Record extracts:

## begin

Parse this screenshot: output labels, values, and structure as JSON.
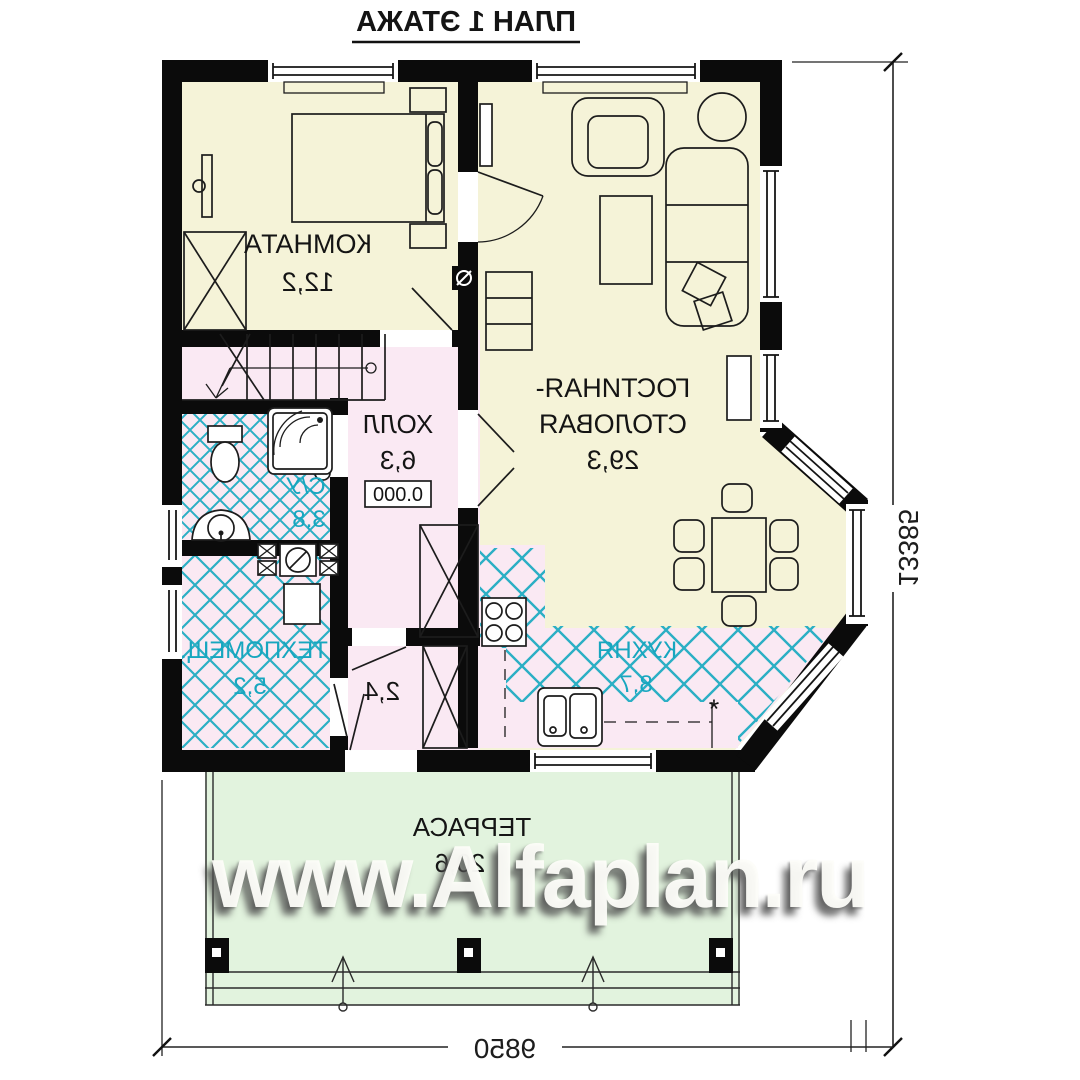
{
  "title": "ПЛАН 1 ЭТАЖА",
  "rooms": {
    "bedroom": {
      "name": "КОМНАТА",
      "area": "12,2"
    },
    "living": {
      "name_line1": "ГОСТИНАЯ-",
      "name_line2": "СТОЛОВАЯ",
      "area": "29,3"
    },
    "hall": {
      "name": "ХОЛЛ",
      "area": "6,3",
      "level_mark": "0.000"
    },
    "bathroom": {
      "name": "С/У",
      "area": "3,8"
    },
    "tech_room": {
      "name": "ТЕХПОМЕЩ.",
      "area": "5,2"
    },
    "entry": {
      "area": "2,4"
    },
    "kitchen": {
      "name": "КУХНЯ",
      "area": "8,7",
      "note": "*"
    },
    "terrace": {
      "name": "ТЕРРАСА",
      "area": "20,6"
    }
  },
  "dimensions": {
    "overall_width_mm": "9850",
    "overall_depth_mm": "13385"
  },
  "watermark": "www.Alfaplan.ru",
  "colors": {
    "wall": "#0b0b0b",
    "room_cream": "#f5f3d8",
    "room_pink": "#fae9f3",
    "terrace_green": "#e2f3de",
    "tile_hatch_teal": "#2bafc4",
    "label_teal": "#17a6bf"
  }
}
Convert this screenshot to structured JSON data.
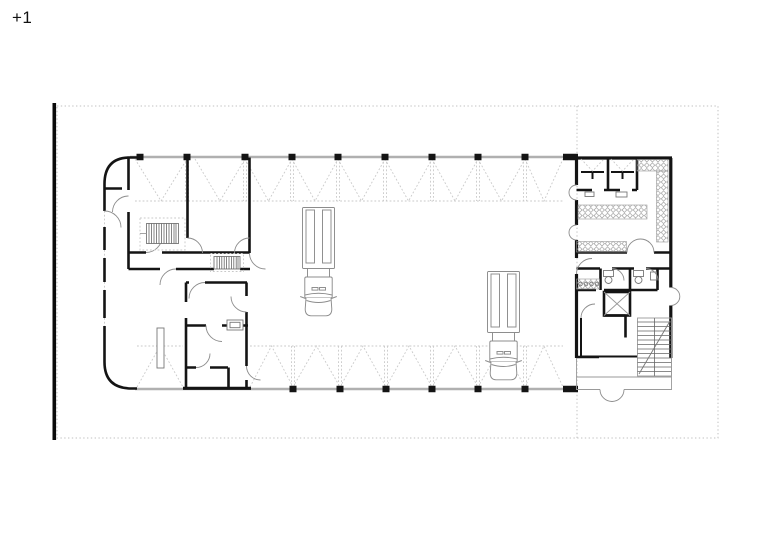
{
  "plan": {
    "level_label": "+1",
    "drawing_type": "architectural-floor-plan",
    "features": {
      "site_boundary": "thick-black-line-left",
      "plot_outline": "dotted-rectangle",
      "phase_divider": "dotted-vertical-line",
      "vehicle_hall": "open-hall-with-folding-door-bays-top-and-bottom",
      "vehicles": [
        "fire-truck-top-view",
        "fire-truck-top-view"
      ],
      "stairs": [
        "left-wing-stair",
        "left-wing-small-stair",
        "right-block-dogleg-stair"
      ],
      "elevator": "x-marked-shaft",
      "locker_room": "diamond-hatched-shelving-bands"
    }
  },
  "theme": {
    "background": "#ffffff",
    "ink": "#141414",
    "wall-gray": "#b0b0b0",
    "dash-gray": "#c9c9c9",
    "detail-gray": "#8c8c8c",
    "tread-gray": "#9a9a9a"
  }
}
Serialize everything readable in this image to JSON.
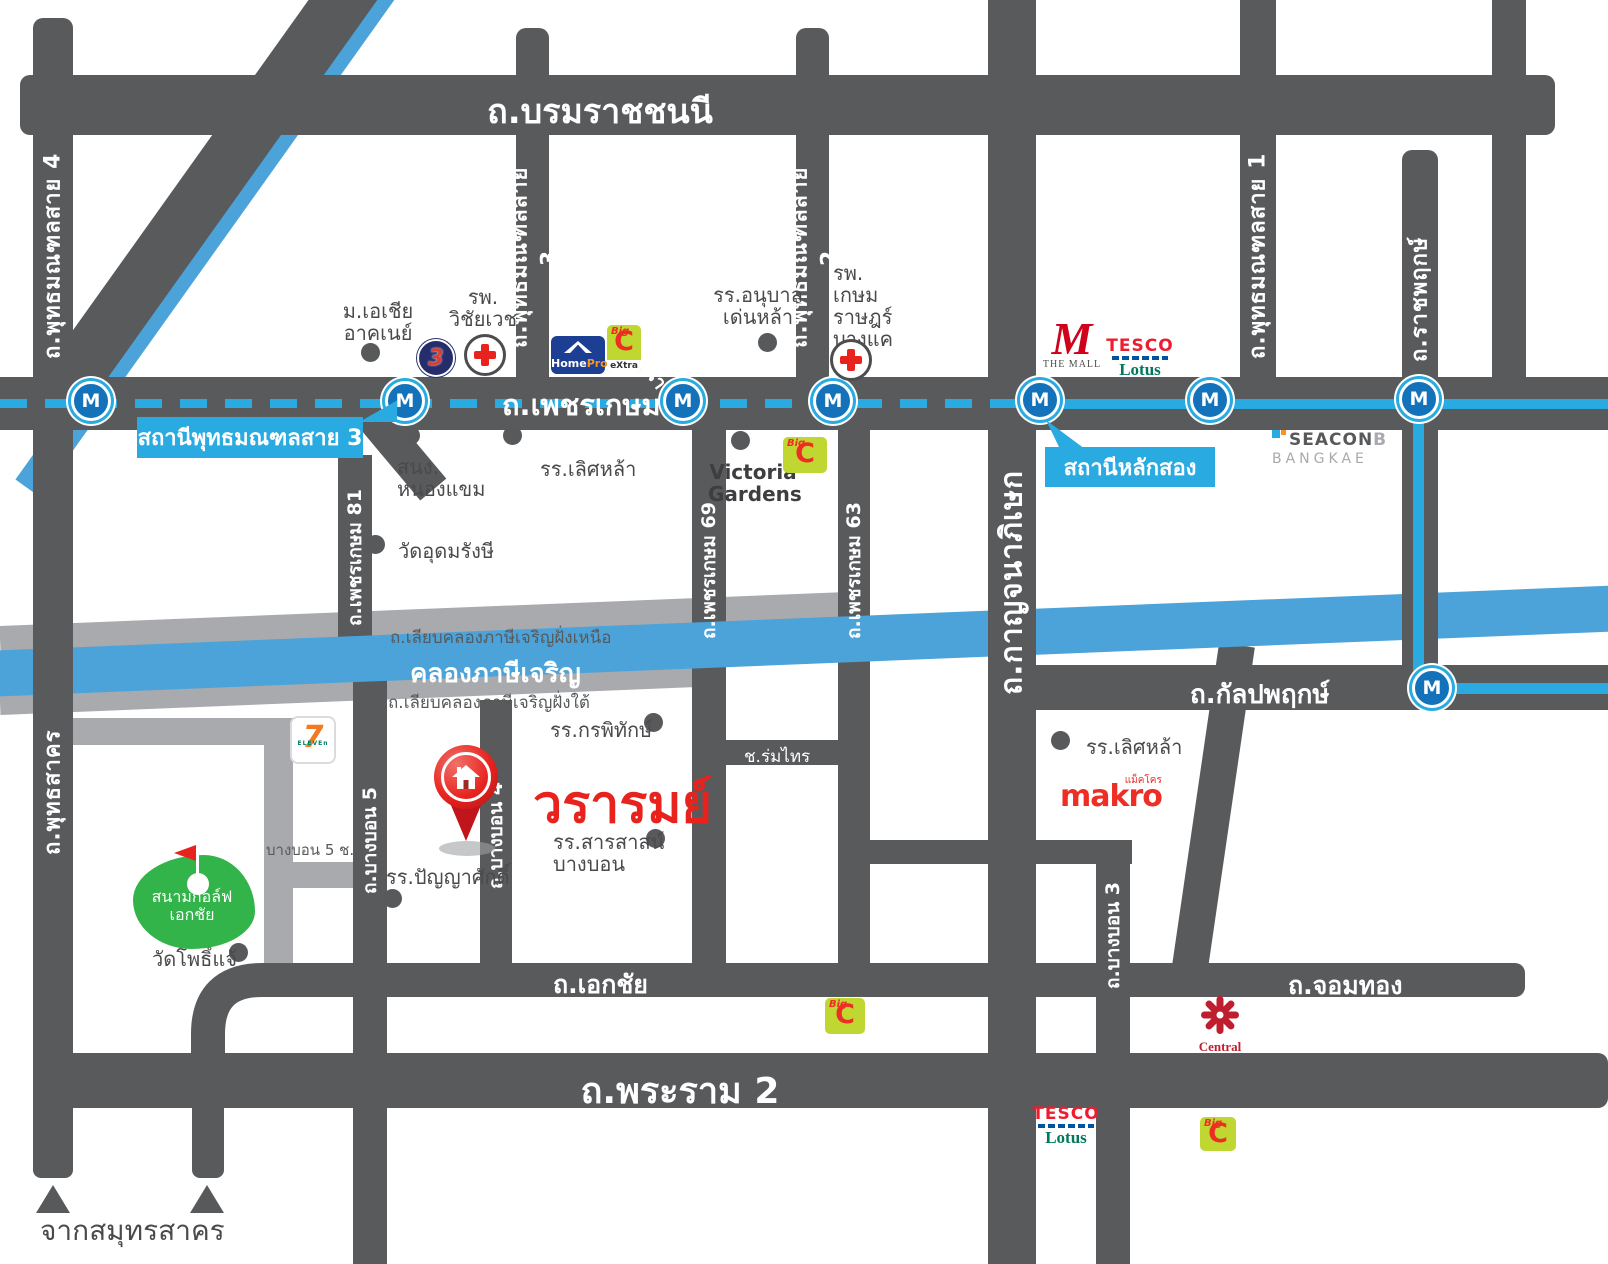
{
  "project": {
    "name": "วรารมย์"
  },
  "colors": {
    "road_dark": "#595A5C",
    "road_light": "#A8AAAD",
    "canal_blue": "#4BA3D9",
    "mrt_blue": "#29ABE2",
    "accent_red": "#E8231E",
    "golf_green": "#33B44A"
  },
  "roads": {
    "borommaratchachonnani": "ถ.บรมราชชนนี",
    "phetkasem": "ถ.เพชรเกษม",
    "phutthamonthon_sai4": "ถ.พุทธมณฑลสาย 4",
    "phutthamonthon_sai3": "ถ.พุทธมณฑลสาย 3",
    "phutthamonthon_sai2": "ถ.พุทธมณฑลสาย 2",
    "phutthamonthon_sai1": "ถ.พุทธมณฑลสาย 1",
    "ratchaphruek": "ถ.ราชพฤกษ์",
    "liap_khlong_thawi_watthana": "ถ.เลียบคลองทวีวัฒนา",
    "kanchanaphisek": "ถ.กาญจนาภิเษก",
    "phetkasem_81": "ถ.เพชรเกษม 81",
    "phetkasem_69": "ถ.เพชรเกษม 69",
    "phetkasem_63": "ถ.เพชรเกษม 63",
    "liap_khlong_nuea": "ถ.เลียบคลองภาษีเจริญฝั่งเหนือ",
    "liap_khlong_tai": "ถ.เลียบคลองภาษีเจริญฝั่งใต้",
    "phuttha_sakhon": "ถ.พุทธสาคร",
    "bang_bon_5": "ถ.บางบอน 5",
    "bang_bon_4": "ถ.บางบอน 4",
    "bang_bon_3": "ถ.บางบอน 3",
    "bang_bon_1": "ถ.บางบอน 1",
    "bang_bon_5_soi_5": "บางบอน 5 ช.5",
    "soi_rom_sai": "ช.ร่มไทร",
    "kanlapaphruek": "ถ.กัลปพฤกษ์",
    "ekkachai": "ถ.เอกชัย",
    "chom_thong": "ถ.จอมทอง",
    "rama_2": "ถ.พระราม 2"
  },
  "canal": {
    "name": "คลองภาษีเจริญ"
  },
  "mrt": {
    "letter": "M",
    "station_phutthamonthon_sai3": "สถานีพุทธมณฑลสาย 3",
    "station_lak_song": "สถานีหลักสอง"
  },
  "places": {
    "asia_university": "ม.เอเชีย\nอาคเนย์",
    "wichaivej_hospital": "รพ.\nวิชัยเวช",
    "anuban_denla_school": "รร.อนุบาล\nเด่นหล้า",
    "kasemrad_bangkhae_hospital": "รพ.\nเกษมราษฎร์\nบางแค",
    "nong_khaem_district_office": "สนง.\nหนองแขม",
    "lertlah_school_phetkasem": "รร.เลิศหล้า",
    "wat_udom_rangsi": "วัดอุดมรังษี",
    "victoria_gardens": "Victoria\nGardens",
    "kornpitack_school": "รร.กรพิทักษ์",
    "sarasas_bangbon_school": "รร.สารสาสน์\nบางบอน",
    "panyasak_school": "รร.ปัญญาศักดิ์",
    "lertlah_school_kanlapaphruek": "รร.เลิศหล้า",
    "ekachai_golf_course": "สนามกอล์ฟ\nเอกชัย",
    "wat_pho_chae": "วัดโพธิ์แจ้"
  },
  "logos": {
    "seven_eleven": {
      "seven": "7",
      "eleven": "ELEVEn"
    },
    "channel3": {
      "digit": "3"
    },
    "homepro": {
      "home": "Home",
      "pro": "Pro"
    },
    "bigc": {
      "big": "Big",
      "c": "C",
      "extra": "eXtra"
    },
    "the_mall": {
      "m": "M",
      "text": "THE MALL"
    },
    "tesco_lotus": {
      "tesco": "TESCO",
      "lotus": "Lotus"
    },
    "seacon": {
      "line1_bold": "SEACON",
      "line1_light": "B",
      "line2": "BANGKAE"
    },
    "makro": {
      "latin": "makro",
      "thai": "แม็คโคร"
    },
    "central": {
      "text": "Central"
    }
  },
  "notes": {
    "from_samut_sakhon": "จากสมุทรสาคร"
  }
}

## end

Set problem: Look through the entries above and list every line containing "hall".

Written response:
    "hall": {
      "vehicle_hall": "open-hall-with-folding-door-bays-top-and-bottom",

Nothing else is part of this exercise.